# Saved data entries
_ _ _ _

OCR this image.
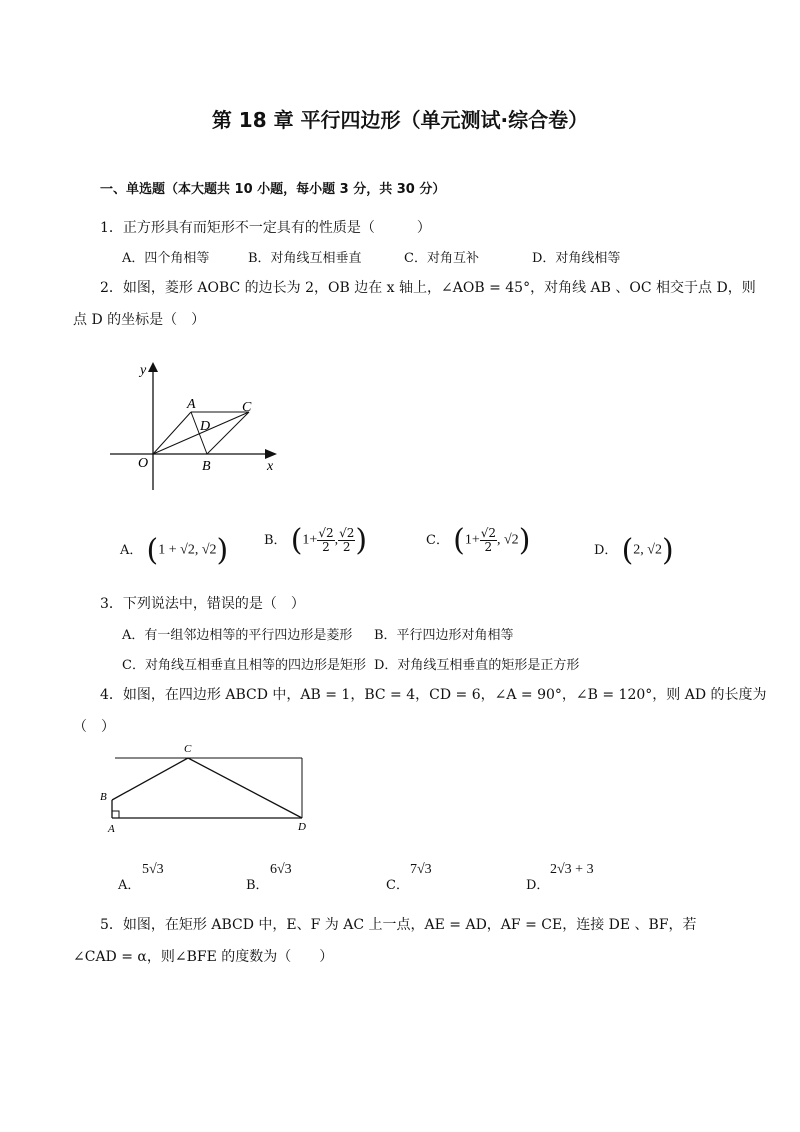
第 18 章 平行四边形（单元测试·综合卷）
一、单选题（本大题共 10 小题，每小题 3 分，共 30 分）
1．正方形具有而矩形不一定具有的性质是（　　　）
A．四个角相等	B．对角线互相垂直	C．对角互补	D．对角线相等
2．如图，菱形 AOBC 的边长为 2，OB 边在 x 轴上，∠AOB = 45°，对角线 AB 、OC 相交于点 D，则
点 D 的坐标是（　）
y
x
O
A	C
D
B
A． (1 + √2, √2)	B． ($1+ \frac{√2}{2}$ , $\frac{√2}{2}$ )	C． ($1+ \frac{√2}{2}$ , √2)	D． (2, √2)
3．下列说法中，错误的是（　）
A．有一组邻边相等的平行四边形是菱形 B．平行四边形对角相等
C．对角线互相垂直且相等的四边形是矩形 D．对角线互相垂直的矩形是正方形
4．如图，在四边形 ABCD 中，AB = 1，BC = 4，CD = 6，∠A = 90°，∠B = 120°，则 AD 的长度为
（　）
C
B
A	D
A．
5√3
B．
6√3
C．
7√3
D．
2√3 + 3
5．如图，在矩形 ABCD 中，E、F 为 AC 上一点，AE = AD，AF = CE，连接 DE 、BF，若
∠CAD = α，则∠BFE 的度数为（　　）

_ _ _ _

# What needs to be done
The data above needs to be retyped exactly, with the images left out.

# Correct result
OCR this image.
第 18 章 平行四边形（单元测试·综合卷）
一、单选题（本大题共 10 小题，每小题 3 分，共 30 分）
1．正方形具有而矩形不一定具有的性质是（　　　）
A．四个角相等	B．对角线互相垂直	C．对角互补	D．对角线相等
2．如图，菱形 AOBC 的边长为 2，OB 边在 x 轴上，∠AOB = 45°，对角线 AB 、OC 相交于点 D，则
点 D 的坐标是（　）
y
x
O
A	C
D
B
A． (1 + √2, √2)	B． ($1+ \frac{√2}{2}$ , $\frac{√2}{2}$ )	C． ($1+ \frac{√2}{2}$ , √2)	D． (2, √2)
3．下列说法中，错误的是（　）
A．有一组邻边相等的平行四边形是菱形 B．平行四边形对角相等
C．对角线互相垂直且相等的四边形是矩形 D．对角线互相垂直的矩形是正方形
4．如图，在四边形 ABCD 中，AB = 1，BC = 4，CD = 6，∠A = 90°，∠B = 120°，则 AD 的长度为
（　）
C
B
A	D
A．
5√3
B．
6√3
C．
7√3
D．
2√3 + 3
5．如图，在矩形 ABCD 中，E、F 为 AC 上一点，AE = AD，AF = CE，连接 DE 、BF，若
∠CAD = α，则∠BFE 的度数为（　　）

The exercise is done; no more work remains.